** TASK MATERIAL **

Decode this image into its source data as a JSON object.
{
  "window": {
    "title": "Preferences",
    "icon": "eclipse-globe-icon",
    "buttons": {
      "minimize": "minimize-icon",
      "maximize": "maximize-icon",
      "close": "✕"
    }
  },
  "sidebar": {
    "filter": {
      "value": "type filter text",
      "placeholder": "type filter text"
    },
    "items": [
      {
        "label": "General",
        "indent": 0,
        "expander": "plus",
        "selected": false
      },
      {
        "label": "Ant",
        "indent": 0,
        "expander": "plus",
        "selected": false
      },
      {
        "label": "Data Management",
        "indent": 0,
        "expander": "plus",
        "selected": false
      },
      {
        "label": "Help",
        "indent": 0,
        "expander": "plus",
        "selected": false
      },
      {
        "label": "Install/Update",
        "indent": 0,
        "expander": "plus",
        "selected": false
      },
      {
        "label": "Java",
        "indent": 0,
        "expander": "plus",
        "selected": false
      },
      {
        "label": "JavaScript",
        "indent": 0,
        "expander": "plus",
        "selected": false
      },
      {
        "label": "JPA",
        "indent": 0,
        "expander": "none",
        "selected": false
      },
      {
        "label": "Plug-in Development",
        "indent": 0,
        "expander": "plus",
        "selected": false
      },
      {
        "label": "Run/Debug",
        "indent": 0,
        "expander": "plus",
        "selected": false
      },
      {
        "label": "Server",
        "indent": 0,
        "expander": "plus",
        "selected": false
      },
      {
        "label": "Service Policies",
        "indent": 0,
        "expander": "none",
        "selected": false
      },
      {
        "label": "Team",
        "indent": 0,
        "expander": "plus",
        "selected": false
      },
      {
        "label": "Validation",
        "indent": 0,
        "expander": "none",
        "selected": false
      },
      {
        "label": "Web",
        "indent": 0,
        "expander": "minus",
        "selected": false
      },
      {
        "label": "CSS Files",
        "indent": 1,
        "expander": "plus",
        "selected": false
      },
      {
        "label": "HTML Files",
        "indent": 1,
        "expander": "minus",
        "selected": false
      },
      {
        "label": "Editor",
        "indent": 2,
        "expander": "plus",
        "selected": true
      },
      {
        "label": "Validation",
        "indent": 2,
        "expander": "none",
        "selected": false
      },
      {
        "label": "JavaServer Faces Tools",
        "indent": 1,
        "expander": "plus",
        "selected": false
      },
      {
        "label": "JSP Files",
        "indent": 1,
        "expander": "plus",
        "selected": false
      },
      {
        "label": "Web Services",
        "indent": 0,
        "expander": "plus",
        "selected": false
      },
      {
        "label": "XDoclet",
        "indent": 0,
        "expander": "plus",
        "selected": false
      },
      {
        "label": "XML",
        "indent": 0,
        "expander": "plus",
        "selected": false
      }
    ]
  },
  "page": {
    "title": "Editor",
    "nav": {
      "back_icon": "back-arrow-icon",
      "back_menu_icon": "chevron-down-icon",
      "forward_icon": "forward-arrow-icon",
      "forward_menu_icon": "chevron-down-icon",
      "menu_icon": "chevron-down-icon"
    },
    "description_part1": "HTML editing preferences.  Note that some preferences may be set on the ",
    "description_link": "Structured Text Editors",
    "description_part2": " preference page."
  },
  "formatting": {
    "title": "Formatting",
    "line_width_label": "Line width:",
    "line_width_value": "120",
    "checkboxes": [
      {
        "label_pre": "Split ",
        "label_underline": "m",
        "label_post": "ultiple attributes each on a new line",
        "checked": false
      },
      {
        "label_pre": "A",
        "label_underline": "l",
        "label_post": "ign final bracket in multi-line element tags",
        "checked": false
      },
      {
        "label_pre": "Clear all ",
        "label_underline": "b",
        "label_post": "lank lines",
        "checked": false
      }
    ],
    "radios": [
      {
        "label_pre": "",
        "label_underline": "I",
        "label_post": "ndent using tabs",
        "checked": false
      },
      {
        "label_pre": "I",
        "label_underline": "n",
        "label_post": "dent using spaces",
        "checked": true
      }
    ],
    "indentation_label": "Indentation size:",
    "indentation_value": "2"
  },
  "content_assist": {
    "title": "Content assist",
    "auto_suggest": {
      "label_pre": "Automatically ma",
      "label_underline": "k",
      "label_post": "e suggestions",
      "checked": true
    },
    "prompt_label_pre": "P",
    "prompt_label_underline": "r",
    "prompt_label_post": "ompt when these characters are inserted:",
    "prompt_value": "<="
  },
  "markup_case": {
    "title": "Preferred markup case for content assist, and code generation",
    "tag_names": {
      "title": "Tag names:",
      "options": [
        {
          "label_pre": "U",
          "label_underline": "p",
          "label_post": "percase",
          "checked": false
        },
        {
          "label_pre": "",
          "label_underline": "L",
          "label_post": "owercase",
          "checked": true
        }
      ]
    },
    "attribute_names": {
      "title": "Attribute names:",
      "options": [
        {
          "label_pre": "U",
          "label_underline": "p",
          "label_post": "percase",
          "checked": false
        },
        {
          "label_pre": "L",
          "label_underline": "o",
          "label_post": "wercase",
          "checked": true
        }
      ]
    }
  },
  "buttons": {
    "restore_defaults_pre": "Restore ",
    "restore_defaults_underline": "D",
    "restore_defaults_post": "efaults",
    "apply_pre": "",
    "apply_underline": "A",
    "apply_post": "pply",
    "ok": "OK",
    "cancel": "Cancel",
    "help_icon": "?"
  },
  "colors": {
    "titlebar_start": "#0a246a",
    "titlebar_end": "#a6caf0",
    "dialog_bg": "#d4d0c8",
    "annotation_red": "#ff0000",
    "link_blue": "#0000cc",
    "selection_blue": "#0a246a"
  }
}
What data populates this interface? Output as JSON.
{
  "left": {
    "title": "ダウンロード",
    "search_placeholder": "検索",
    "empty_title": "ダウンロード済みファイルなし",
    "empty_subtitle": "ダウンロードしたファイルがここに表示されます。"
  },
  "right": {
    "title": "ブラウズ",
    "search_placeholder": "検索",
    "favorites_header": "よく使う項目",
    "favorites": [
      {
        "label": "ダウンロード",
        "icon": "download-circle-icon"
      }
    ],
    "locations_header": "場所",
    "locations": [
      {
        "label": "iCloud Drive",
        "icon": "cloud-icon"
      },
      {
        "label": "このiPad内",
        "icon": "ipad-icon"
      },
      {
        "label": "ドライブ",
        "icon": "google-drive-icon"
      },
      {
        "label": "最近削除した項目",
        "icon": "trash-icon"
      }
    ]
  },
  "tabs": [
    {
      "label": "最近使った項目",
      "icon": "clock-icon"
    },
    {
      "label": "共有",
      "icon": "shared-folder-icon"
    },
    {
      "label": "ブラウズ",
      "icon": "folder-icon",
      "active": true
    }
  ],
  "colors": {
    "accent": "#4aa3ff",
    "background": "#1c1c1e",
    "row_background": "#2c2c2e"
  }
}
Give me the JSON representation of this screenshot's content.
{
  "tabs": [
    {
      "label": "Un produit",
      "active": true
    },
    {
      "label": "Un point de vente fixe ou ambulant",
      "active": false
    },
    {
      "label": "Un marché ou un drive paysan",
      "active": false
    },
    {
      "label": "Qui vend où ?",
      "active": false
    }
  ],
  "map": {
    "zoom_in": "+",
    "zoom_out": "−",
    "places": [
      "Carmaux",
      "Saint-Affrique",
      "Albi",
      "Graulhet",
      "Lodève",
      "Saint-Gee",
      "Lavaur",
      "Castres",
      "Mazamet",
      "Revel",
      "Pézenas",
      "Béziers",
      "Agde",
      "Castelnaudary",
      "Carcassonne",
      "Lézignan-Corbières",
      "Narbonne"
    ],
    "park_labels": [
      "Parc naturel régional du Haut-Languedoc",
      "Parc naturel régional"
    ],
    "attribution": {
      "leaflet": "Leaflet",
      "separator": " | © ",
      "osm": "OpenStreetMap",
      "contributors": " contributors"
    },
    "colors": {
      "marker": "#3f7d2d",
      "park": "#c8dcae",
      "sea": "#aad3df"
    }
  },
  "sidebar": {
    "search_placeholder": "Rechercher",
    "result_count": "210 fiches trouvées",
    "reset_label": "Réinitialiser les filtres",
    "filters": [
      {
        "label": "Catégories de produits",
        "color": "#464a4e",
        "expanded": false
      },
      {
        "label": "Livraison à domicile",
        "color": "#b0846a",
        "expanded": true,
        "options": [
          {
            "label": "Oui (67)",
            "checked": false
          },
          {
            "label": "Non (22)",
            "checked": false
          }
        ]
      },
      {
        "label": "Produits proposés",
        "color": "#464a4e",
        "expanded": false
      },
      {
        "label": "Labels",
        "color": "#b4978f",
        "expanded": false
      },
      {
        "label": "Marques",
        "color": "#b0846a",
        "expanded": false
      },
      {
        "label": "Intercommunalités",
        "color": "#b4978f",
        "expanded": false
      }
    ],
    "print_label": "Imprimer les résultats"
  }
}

** TO DO **
Collect each line of the entries that has the word "type", copying it in full.

** RESULT BELOW **
      "value": "type filter text",
      "placeholder": "type filter text"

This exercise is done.